- **Exercise details**
Select all lines holding the word "subject" from the entries that follow.

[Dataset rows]
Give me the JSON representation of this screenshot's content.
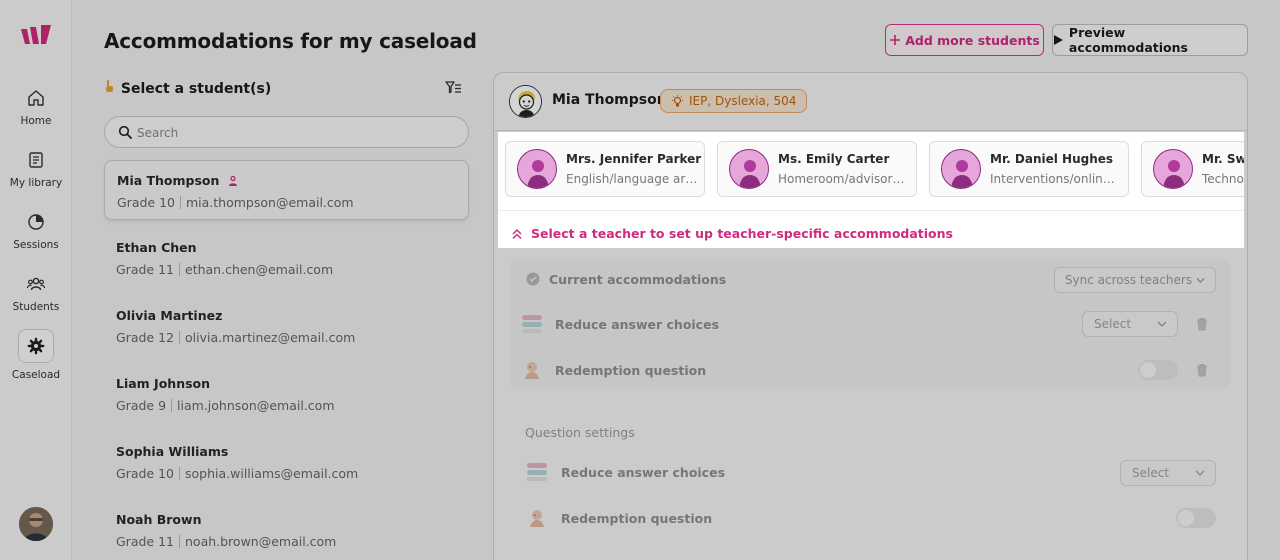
{
  "sidebar": {
    "items": [
      {
        "label": "Home",
        "icon": "home-icon"
      },
      {
        "label": "My library",
        "icon": "library-icon"
      },
      {
        "label": "Sessions",
        "icon": "sessions-icon"
      },
      {
        "label": "Students",
        "icon": "students-icon"
      },
      {
        "label": "Caseload",
        "icon": "gear-icon",
        "active": true
      }
    ]
  },
  "header": {
    "title": "Accommodations for my caseload",
    "add_students": "Add more students",
    "preview": "Preview accommodations"
  },
  "students_pane": {
    "heading": "Select a student(s)",
    "search_placeholder": "Search",
    "students": [
      {
        "name": "Mia Thompson",
        "grade": "Grade 10",
        "email": "mia.thompson@email.com",
        "selected": true
      },
      {
        "name": "Ethan Chen",
        "grade": "Grade 11",
        "email": "ethan.chen@email.com"
      },
      {
        "name": "Olivia Martinez",
        "grade": "Grade 12",
        "email": "olivia.martinez@email.com"
      },
      {
        "name": "Liam Johnson",
        "grade": "Grade 9",
        "email": "liam.johnson@email.com"
      },
      {
        "name": "Sophia Williams",
        "grade": "Grade 10",
        "email": "sophia.williams@email.com"
      },
      {
        "name": "Noah Brown",
        "grade": "Grade 11",
        "email": "noah.brown@email.com"
      }
    ]
  },
  "panel": {
    "student_name": "Mia Thompson",
    "tag": "IEP, Dyslexia, 504",
    "teachers": [
      {
        "name": "Mrs. Jennifer Parker",
        "subject": "English/language arts..."
      },
      {
        "name": "Ms. Emily Carter",
        "subject": "Homeroom/advisory,..."
      },
      {
        "name": "Mr. Daniel Hughes",
        "subject": "Interventions/online l..."
      },
      {
        "name": "Mr. Swa",
        "subject": "Technol"
      }
    ],
    "teacher_hint": "Select a teacher to set up teacher-specific accommodations",
    "current": {
      "title": "Current accommodations",
      "sync": "Sync across teachers",
      "rows": [
        {
          "label": "Reduce answer choices",
          "control": "select",
          "value": "Select"
        },
        {
          "label": "Redemption question",
          "control": "toggle"
        }
      ]
    },
    "question_settings": {
      "title": "Question settings",
      "rows": [
        {
          "label": "Reduce answer choices",
          "control": "select",
          "value": "Select"
        },
        {
          "label": "Redemption question",
          "control": "toggle"
        }
      ]
    }
  },
  "colors": {
    "accent": "#d12a7f",
    "tag_bg": "#f6e5d3",
    "tag_text": "#c0640c"
  }
}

- **Result of this task**
        "subject": "English/language arts..."
        "subject": "Homeroom/advisory,..."
        "subject": "Interventions/online l..."
        "subject": "Technol"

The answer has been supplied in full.